--- begin LISTING ---

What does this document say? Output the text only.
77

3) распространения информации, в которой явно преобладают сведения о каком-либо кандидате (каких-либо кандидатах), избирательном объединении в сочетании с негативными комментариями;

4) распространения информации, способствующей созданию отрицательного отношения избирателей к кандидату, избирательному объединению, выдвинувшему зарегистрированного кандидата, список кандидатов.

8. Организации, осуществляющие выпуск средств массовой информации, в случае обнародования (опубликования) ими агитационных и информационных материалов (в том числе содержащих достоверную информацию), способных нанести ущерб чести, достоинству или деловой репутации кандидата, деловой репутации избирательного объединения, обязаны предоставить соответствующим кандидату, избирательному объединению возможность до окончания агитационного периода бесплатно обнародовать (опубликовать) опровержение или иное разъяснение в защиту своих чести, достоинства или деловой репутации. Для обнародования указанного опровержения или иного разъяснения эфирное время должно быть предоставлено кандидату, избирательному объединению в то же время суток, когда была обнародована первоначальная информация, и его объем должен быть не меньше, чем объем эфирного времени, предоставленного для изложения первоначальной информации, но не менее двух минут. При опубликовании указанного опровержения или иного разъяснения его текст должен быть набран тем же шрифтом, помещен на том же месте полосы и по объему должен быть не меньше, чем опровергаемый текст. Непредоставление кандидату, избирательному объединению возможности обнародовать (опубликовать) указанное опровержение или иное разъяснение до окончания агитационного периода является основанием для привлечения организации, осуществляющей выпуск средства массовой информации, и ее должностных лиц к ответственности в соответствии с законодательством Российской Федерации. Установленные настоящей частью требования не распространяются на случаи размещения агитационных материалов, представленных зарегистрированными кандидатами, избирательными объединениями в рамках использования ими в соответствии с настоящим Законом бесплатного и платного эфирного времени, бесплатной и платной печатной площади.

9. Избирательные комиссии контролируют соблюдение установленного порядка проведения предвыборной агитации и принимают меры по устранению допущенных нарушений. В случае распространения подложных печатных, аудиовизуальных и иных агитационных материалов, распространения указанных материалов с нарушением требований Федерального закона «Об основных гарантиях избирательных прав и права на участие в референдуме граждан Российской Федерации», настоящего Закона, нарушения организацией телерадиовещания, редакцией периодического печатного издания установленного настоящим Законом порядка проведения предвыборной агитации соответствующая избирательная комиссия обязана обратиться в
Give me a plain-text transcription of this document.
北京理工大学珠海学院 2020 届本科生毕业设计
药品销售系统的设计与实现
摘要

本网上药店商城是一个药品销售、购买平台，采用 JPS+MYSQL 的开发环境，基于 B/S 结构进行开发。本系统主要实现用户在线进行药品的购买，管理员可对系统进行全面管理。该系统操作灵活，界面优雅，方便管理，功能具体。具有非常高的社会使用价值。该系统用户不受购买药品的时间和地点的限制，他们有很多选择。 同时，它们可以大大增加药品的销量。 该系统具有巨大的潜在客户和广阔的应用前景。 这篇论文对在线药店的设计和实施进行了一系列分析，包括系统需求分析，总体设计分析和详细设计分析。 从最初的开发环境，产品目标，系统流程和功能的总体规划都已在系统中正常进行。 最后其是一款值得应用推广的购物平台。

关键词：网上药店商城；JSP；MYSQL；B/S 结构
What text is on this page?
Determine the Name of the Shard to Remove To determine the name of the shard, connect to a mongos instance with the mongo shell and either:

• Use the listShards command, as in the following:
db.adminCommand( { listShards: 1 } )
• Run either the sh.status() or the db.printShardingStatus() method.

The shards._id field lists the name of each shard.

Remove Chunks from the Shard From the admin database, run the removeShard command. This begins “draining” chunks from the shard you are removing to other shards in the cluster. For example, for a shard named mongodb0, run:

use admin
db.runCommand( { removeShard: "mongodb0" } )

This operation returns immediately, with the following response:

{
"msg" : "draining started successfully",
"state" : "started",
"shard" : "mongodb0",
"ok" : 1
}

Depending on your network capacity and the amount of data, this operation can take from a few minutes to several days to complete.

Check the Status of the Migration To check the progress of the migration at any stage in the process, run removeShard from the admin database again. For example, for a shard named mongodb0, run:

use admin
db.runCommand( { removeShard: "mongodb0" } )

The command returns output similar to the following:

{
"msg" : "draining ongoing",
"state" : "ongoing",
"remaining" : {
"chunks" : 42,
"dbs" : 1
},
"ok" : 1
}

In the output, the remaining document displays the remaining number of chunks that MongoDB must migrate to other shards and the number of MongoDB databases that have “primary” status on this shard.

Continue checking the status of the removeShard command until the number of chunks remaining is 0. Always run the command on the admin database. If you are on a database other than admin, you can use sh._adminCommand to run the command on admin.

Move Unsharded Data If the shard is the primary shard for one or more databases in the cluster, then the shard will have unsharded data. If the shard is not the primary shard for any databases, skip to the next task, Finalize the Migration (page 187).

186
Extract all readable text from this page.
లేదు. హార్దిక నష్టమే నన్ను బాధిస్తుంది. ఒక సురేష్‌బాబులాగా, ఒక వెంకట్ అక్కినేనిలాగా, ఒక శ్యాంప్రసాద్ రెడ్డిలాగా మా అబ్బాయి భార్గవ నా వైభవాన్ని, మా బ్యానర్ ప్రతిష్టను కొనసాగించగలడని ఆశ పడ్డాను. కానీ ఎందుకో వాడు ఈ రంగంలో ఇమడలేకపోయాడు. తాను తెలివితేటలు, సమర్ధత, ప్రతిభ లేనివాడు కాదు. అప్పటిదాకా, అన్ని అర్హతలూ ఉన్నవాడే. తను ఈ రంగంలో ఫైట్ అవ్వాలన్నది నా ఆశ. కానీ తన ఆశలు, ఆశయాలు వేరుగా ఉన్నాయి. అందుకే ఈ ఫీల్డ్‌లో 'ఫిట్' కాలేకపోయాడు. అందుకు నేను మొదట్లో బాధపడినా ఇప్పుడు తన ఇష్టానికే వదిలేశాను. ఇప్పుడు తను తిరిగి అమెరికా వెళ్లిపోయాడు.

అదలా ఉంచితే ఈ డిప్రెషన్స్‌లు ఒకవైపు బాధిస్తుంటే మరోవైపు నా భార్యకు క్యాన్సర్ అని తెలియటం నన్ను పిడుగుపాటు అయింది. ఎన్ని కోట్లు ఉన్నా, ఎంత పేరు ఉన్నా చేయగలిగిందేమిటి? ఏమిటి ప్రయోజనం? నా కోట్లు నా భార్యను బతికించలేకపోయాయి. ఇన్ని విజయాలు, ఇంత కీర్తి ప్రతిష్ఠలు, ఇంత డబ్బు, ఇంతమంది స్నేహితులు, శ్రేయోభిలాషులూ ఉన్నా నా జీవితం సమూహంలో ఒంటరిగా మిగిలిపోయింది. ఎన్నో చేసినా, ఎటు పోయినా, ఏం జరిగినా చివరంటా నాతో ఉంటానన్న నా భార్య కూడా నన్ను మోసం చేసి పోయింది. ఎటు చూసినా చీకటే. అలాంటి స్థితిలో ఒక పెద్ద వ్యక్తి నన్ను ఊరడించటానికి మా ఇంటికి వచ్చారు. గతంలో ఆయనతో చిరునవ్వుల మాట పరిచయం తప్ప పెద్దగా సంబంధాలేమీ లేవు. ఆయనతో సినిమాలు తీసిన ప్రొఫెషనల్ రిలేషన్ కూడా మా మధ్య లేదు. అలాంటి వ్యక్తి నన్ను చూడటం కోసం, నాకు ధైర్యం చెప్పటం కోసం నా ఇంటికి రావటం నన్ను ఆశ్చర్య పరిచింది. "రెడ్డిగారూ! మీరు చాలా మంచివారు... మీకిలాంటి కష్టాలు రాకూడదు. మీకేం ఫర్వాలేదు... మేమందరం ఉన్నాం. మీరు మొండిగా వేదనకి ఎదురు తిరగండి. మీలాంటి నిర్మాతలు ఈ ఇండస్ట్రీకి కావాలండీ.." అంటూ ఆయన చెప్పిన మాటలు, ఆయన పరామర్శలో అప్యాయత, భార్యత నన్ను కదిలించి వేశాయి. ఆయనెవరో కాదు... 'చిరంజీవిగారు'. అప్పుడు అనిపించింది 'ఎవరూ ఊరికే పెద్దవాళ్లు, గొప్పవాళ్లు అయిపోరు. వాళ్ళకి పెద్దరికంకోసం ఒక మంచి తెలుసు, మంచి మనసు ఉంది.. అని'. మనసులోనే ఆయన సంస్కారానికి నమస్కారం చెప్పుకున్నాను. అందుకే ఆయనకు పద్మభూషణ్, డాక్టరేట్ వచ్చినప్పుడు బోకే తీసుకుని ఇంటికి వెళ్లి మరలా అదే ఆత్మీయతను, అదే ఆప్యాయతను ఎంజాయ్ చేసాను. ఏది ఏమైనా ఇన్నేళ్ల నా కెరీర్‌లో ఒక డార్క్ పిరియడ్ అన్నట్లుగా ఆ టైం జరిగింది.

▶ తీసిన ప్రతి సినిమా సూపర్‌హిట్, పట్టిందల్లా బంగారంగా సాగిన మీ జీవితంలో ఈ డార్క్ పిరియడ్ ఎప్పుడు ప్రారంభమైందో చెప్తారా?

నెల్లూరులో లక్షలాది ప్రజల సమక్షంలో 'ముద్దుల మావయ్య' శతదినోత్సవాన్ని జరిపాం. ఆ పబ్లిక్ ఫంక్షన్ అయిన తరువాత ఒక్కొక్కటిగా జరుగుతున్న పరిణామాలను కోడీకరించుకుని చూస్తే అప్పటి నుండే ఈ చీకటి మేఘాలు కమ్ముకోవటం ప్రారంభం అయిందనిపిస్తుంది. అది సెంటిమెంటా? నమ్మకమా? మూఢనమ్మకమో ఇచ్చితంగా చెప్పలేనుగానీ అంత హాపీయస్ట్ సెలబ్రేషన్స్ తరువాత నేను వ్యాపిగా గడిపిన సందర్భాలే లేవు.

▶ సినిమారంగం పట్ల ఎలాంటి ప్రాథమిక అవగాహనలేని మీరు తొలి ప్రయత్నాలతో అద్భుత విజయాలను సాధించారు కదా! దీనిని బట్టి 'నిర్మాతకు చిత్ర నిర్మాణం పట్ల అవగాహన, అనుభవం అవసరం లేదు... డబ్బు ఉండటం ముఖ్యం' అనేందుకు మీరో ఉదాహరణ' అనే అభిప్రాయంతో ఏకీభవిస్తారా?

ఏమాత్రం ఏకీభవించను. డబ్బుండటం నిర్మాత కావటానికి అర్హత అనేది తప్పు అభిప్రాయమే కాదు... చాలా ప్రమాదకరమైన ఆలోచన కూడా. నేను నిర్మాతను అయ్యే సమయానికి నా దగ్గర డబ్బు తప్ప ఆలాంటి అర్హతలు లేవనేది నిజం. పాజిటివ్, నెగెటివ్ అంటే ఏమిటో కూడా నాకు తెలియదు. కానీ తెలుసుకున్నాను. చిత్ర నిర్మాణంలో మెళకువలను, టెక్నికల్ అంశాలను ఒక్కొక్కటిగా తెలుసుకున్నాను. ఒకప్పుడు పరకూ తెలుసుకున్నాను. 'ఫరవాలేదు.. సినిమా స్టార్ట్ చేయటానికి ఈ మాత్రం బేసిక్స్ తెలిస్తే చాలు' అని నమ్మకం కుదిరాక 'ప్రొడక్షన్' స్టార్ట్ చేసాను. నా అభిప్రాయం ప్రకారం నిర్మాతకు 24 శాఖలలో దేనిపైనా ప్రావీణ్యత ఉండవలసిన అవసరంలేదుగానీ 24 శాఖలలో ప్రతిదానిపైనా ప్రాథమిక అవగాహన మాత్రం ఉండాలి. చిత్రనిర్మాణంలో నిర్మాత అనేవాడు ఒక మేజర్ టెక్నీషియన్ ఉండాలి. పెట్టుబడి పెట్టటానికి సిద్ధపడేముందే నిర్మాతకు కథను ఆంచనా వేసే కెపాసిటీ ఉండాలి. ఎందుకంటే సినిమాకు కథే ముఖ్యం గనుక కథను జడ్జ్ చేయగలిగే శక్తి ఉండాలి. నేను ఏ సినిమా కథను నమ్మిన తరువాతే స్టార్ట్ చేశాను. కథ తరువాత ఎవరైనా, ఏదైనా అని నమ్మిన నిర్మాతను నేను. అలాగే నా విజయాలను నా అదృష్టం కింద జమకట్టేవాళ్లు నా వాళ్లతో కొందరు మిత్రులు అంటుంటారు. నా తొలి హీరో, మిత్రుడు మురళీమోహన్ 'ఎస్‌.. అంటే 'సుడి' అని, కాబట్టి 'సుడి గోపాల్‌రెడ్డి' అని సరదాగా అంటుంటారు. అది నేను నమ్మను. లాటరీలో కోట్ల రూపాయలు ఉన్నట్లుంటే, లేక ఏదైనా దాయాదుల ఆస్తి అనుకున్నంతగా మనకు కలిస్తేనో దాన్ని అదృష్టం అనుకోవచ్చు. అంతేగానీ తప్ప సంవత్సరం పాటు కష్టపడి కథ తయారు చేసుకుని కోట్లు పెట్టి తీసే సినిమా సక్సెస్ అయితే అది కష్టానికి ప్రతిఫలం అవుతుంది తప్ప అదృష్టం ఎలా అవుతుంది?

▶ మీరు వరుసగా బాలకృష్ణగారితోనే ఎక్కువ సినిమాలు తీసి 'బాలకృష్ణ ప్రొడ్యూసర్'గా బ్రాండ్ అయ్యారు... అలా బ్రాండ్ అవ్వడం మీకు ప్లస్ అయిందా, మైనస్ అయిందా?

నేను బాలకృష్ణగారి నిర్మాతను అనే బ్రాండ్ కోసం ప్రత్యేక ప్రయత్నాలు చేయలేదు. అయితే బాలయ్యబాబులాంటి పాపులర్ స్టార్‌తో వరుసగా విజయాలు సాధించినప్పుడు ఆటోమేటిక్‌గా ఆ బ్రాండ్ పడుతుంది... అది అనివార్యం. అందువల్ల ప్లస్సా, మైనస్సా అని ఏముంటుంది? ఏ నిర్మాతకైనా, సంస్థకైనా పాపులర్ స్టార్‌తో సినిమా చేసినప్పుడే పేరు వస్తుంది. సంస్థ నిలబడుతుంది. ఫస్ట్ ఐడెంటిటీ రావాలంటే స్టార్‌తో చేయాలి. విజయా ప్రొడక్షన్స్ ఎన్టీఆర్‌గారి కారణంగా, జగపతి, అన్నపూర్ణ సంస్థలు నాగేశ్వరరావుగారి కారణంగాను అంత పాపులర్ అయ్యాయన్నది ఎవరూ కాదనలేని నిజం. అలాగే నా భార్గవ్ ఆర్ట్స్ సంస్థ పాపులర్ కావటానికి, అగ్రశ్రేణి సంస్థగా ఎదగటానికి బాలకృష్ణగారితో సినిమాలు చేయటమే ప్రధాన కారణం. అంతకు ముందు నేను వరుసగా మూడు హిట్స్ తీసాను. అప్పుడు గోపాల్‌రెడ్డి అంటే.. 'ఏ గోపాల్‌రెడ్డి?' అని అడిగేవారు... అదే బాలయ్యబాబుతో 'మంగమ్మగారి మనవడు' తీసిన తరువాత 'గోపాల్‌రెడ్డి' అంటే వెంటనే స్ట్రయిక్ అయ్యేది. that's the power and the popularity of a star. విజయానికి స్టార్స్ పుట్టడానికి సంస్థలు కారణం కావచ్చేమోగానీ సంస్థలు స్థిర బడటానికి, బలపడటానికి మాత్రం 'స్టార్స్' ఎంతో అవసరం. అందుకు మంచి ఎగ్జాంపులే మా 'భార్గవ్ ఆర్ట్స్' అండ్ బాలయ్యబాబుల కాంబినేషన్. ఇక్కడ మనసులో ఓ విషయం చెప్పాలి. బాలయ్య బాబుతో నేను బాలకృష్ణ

--- end LISTING ---

THE TASK. From the listing above, copy all lines holding the word "page".

COMPLETE RESPONSE.
What text is on this page?
Move Unsharded Data If the shard is the primary shard for one or more databases in the cluster, then the shard will have unsharded data. If the shard is not the primary shard for any databases, skip to the next task, Finalize the Migration (page 187).
Extract all readable text from this page.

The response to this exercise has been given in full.